------ RECORD EXTRACTS

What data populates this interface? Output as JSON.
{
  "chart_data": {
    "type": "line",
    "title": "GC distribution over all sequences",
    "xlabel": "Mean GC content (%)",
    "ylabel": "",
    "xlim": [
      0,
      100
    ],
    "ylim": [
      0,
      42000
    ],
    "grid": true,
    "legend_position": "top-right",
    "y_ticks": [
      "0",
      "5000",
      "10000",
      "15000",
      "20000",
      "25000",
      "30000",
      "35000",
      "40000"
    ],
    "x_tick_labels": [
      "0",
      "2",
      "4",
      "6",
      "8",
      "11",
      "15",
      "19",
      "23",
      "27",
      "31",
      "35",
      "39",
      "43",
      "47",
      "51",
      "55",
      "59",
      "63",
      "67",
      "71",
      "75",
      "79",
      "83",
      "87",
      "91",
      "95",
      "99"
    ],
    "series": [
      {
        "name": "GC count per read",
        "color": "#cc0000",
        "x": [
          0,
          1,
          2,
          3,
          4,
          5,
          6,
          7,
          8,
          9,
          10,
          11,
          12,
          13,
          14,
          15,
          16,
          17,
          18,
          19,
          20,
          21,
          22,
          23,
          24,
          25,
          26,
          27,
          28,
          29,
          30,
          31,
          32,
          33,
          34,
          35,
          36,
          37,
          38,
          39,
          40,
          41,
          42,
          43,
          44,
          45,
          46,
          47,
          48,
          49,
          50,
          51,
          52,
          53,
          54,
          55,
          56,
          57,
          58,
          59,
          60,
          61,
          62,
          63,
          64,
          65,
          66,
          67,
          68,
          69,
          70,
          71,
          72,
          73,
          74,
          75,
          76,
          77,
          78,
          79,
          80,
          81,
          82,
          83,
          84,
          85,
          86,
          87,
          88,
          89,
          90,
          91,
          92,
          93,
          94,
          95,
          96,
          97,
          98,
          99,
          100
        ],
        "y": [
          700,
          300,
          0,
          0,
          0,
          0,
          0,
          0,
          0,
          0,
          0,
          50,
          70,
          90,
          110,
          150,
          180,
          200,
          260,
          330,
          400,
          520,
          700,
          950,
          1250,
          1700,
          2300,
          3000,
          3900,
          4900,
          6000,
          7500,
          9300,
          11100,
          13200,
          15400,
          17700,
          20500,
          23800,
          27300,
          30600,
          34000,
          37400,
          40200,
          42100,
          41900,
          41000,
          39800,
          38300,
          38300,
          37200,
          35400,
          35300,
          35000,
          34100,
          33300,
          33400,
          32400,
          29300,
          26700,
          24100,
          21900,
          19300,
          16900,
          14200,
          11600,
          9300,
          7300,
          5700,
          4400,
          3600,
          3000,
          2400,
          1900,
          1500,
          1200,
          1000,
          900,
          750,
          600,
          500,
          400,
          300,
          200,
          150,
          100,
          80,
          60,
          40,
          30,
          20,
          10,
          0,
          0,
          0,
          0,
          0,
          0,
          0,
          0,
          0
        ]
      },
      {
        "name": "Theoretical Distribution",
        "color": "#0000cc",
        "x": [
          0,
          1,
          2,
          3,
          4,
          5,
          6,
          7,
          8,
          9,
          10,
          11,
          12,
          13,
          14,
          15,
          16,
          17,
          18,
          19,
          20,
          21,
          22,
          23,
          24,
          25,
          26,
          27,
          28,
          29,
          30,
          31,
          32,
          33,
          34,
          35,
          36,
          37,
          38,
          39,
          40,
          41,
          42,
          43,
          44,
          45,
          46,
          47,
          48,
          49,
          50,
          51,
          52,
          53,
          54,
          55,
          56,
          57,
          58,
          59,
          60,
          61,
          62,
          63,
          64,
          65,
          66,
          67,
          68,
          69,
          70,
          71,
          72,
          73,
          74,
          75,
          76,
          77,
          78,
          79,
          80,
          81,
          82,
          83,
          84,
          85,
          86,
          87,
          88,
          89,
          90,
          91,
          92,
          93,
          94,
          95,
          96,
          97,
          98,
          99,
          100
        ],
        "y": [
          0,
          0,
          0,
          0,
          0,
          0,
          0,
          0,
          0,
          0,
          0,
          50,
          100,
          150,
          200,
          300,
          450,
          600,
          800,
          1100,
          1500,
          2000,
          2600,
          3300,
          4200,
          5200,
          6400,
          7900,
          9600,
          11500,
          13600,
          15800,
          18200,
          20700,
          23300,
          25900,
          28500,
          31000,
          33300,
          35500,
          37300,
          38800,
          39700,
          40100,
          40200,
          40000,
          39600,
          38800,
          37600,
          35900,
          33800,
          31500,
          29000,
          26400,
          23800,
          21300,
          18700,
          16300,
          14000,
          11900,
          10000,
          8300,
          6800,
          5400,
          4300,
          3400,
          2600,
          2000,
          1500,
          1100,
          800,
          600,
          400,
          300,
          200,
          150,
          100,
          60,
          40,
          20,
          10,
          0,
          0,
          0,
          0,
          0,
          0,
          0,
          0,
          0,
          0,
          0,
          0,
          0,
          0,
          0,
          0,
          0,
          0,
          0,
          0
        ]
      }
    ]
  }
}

------------

## SET PROBLEM
Set down every line of the listing above again, exactly as given.

## RESPONSE TO THIS EXERCISE
What data populates this interface? Output as JSON.
{
  "chart_data": {
    "type": "line",
    "title": "GC distribution over all sequences",
    "xlabel": "Mean GC content (%)",
    "ylabel": "",
    "xlim": [
      0,
      100
    ],
    "ylim": [
      0,
      42000
    ],
    "grid": true,
    "legend_position": "top-right",
    "y_ticks": [
      "0",
      "5000",
      "10000",
      "15000",
      "20000",
      "25000",
      "30000",
      "35000",
      "40000"
    ],
    "x_tick_labels": [
      "0",
      "2",
      "4",
      "6",
      "8",
      "11",
      "15",
      "19",
      "23",
      "27",
      "31",
      "35",
      "39",
      "43",
      "47",
      "51",
      "55",
      "59",
      "63",
      "67",
      "71",
      "75",
      "79",
      "83",
      "87",
      "91",
      "95",
      "99"
    ],
    "series": [
      {
        "name": "GC count per read",
        "color": "#cc0000",
        "x": [
          0,
          1,
          2,
          3,
          4,
          5,
          6,
          7,
          8,
          9,
          10,
          11,
          12,
          13,
          14,
          15,
          16,
          17,
          18,
          19,
          20,
          21,
          22,
          23,
          24,
          25,
          26,
          27,
          28,
          29,
          30,
          31,
          32,
          33,
          34,
          35,
          36,
          37,
          38,
          39,
          40,
          41,
          42,
          43,
          44,
          45,
          46,
          47,
          48,
          49,
          50,
          51,
          52,
          53,
          54,
          55,
          56,
          57,
          58,
          59,
          60,
          61,
          62,
          63,
          64,
          65,
          66,
          67,
          68,
          69,
          70,
          71,
          72,
          73,
          74,
          75,
          76,
          77,
          78,
          79,
          80,
          81,
          82,
          83,
          84,
          85,
          86,
          87,
          88,
          89,
          90,
          91,
          92,
          93,
          94,
          95,
          96,
          97,
          98,
          99,
          100
        ],
        "y": [
          700,
          300,
          0,
          0,
          0,
          0,
          0,
          0,
          0,
          0,
          0,
          50,
          70,
          90,
          110,
          150,
          180,
          200,
          260,
          330,
          400,
          520,
          700,
          950,
          1250,
          1700,
          2300,
          3000,
          3900,
          4900,
          6000,
          7500,
          9300,
          11100,
          13200,
          15400,
          17700,
          20500,
          23800,
          27300,
          30600,
          34000,
          37400,
          40200,
          42100,
          41900,
          41000,
          39800,
          38300,
          38300,
          37200,
          35400,
          35300,
          35000,
          34100,
          33300,
          33400,
          32400,
          29300,
          26700,
          24100,
          21900,
          19300,
          16900,
          14200,
          11600,
          9300,
          7300,
          5700,
          4400,
          3600,
          3000,
          2400,
          1900,
          1500,
          1200,
          1000,
          900,
          750,
          600,
          500,
          400,
          300,
          200,
          150,
          100,
          80,
          60,
          40,
          30,
          20,
          10,
          0,
          0,
          0,
          0,
          0,
          0,
          0,
          0,
          0
        ]
      },
      {
        "name": "Theoretical Distribution",
        "color": "#0000cc",
        "x": [
          0,
          1,
          2,
          3,
          4,
          5,
          6,
          7,
          8,
          9,
          10,
          11,
          12,
          13,
          14,
          15,
          16,
          17,
          18,
          19,
          20,
          21,
          22,
          23,
          24,
          25,
          26,
          27,
          28,
          29,
          30,
          31,
          32,
          33,
          34,
          35,
          36,
          37,
          38,
          39,
          40,
          41,
          42,
          43,
          44,
          45,
          46,
          47,
          48,
          49,
          50,
          51,
          52,
          53,
          54,
          55,
          56,
          57,
          58,
          59,
          60,
          61,
          62,
          63,
          64,
          65,
          66,
          67,
          68,
          69,
          70,
          71,
          72,
          73,
          74,
          75,
          76,
          77,
          78,
          79,
          80,
          81,
          82,
          83,
          84,
          85,
          86,
          87,
          88,
          89,
          90,
          91,
          92,
          93,
          94,
          95,
          96,
          97,
          98,
          99,
          100
        ],
        "y": [
          0,
          0,
          0,
          0,
          0,
          0,
          0,
          0,
          0,
          0,
          0,
          50,
          100,
          150,
          200,
          300,
          450,
          600,
          800,
          1100,
          1500,
          2000,
          2600,
          3300,
          4200,
          5200,
          6400,
          7900,
          9600,
          11500,
          13600,
          15800,
          18200,
          20700,
          23300,
          25900,
          28500,
          31000,
          33300,
          35500,
          37300,
          38800,
          39700,
          40100,
          40200,
          40000,
          39600,
          38800,
          37600,
          35900,
          33800,
          31500,
          29000,
          26400,
          23800,
          21300,
          18700,
          16300,
          14000,
          11900,
          10000,
          8300,
          6800,
          5400,
          4300,
          3400,
          2600,
          2000,
          1500,
          1100,
          800,
          600,
          400,
          300,
          200,
          150,
          100,
          60,
          40,
          20,
          10,
          0,
          0,
          0,
          0,
          0,
          0,
          0,
          0,
          0,
          0,
          0,
          0,
          0,
          0,
          0,
          0,
          0,
          0,
          0,
          0
        ]
      }
    ]
  }
}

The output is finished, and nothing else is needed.